_Aim of the exercise_: Each entry below is to be extracted exactly.

══ Provided records ══

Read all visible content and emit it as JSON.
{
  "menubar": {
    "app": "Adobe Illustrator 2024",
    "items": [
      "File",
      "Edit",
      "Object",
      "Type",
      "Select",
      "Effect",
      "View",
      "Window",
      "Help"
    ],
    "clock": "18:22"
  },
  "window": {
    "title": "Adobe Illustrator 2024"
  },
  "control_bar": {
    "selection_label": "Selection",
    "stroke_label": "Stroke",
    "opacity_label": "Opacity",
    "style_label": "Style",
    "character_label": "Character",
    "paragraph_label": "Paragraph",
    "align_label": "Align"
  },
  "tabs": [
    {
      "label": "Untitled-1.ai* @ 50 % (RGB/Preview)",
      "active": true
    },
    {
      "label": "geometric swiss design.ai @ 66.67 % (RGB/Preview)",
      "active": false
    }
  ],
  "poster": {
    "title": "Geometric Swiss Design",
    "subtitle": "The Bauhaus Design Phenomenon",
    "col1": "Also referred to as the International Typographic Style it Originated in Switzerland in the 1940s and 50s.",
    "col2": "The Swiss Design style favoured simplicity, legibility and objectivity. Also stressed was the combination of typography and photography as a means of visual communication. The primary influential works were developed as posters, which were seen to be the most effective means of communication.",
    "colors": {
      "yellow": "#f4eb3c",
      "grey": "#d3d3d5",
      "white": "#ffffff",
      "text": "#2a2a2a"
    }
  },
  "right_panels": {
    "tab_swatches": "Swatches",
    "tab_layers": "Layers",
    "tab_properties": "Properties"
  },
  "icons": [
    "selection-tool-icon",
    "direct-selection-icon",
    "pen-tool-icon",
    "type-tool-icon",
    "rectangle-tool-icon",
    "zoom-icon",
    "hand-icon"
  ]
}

═══

_Answer to this task_:
Read all visible content and emit it as JSON.
{
  "menubar": {
    "app": "Adobe Illustrator 2024",
    "items": [
      "File",
      "Edit",
      "Object",
      "Type",
      "Select",
      "Effect",
      "View",
      "Window",
      "Help"
    ],
    "clock": "18:22"
  },
  "window": {
    "title": "Adobe Illustrator 2024"
  },
  "control_bar": {
    "selection_label": "Selection",
    "stroke_label": "Stroke",
    "opacity_label": "Opacity",
    "style_label": "Style",
    "character_label": "Character",
    "paragraph_label": "Paragraph",
    "align_label": "Align"
  },
  "tabs": [
    {
      "label": "Untitled-1.ai* @ 50 % (RGB/Preview)",
      "active": true
    },
    {
      "label": "geometric swiss design.ai @ 66.67 % (RGB/Preview)",
      "active": false
    }
  ],
  "poster": {
    "title": "Geometric Swiss Design",
    "subtitle": "The Bauhaus Design Phenomenon",
    "col1": "Also referred to as the International Typographic Style it Originated in Switzerland in the 1940s and 50s.",
    "col2": "The Swiss Design style favoured simplicity, legibility and objectivity. Also stressed was the combination of typography and photography as a means of visual communication. The primary influential works were developed as posters, which were seen to be the most effective means of communication.",
    "colors": {
      "yellow": "#f4eb3c",
      "grey": "#d3d3d5",
      "white": "#ffffff",
      "text": "#2a2a2a"
    }
  },
  "right_panels": {
    "tab_swatches": "Swatches",
    "tab_layers": "Layers",
    "tab_properties": "Properties"
  },
  "icons": [
    "selection-tool-icon",
    "direct-selection-icon",
    "pen-tool-icon",
    "type-tool-icon",
    "rectangle-tool-icon",
    "zoom-icon",
    "hand-icon"
  ]
}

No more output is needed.